Copy out the lines from the one with "- total-price-row: 商品总价" up to and including the one with "- red-packet-label[interactable]: 红包: [135, 1613, 220, 1675]", word for word.

| SOURCE DATA |
· · · ·

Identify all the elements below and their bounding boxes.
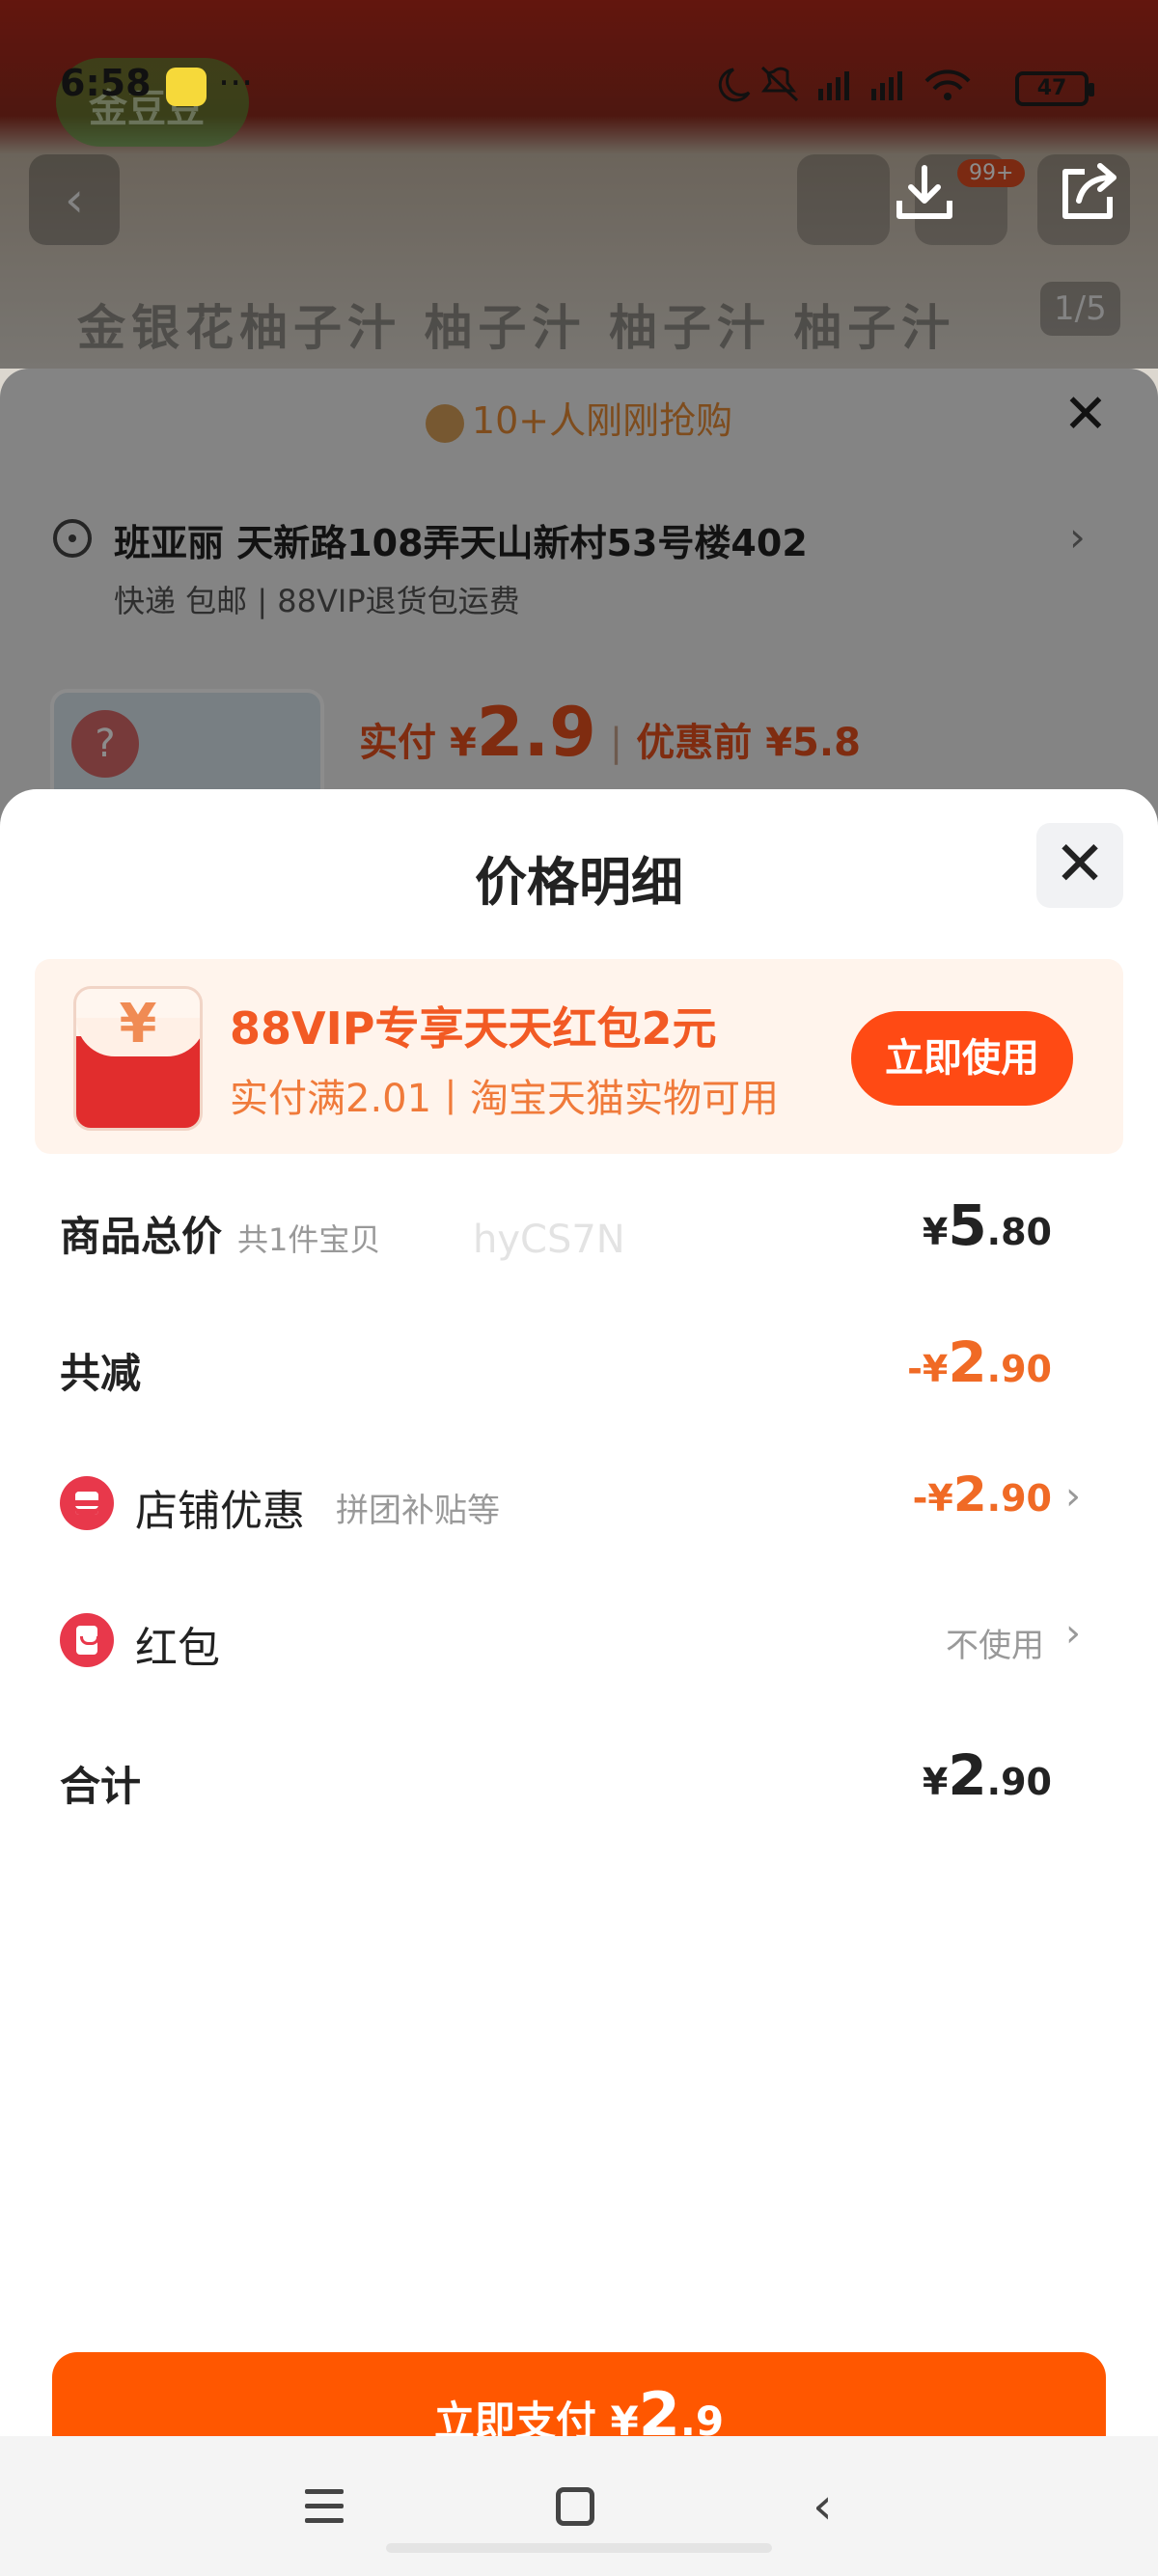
- total-price-row: 商品总价 共1件宝贝: [60, 1204, 380, 1263]
- close-button[interactable]: ✕: [1036, 823, 1123, 908]
- watermark: hyCS7N: [473, 1218, 625, 1262]
- signal-wifi-icons: [718, 66, 971, 102]
- share-icon[interactable]: [1056, 162, 1119, 224]
- total-price-value: ¥5.80: [922, 1192, 1052, 1258]
- red-packet-label[interactable]: 红包: [135, 1613, 220, 1675]
- battery-icon: 47: [1015, 71, 1094, 106]
- item-count: 共1件宝贝: [237, 1221, 381, 1258]
- sum-label: 合计: [60, 1763, 142, 1810]
- status-more-icon: ···: [218, 62, 254, 104]
- shop-discount-chevron-icon[interactable]: ›: [1065, 1474, 1081, 1519]
- shop-discount-label[interactable]: 店铺优惠: [135, 1476, 305, 1538]
- shop-discount-value[interactable]: -¥2.90: [913, 1466, 1052, 1522]
- coupon-title: 88VIP专享天天红包2元: [230, 1002, 717, 1055]
- menu-icon[interactable]: [305, 2489, 344, 2524]
- red-packet-icon: ¥: [73, 986, 203, 1131]
- sum-value: ¥2.90: [922, 1742, 1052, 1808]
- shop-discount-sub: 拼团补贴等: [336, 1492, 500, 1530]
- total-price-label: 商品总价: [60, 1213, 223, 1260]
- status-time: 6:58: [60, 62, 152, 104]
- red-packet-chevron-icon[interactable]: ›: [1065, 1611, 1081, 1656]
- total-discount-label: 共减: [60, 1350, 142, 1397]
- red-packet-status[interactable]: 不使用: [946, 1619, 1044, 1666]
- shop-discount-icon: [60, 1476, 114, 1530]
- status-bar: 6:58 ··· 47: [0, 19, 1158, 116]
- home-icon[interactable]: [556, 2487, 594, 2526]
- total-discount-value: -¥2.90: [907, 1329, 1052, 1395]
- sheet-title: 价格明细: [475, 852, 683, 913]
- use-coupon-button[interactable]: 立即使用: [851, 1011, 1073, 1106]
- status-icons: [712, 64, 992, 115]
- download-icon[interactable]: [894, 162, 955, 224]
- app-notification-icon: [166, 68, 207, 106]
- back-icon[interactable]: ‹: [813, 2481, 833, 2532]
- red-packet-yen: ¥: [119, 993, 157, 1055]
- gesture-handle[interactable]: [386, 2543, 772, 2553]
- red-packet-row-icon: [60, 1613, 114, 1667]
- coupon-subtitle: 实付满2.01丨淘宝天猫实物可用: [230, 1077, 780, 1121]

· · · ·

| RESULT FOR THIS TASK |
- total-price-row: 商品总价 共1件宝贝: [60, 1204, 380, 1263]
- close-button[interactable]: ✕: [1036, 823, 1123, 908]
- watermark: hyCS7N: [473, 1218, 625, 1262]
- signal-wifi-icons: [718, 66, 971, 102]
- share-icon[interactable]: [1056, 162, 1119, 224]
- total-price-value: ¥5.80: [922, 1192, 1052, 1258]
- red-packet-label[interactable]: 红包: [135, 1613, 220, 1675]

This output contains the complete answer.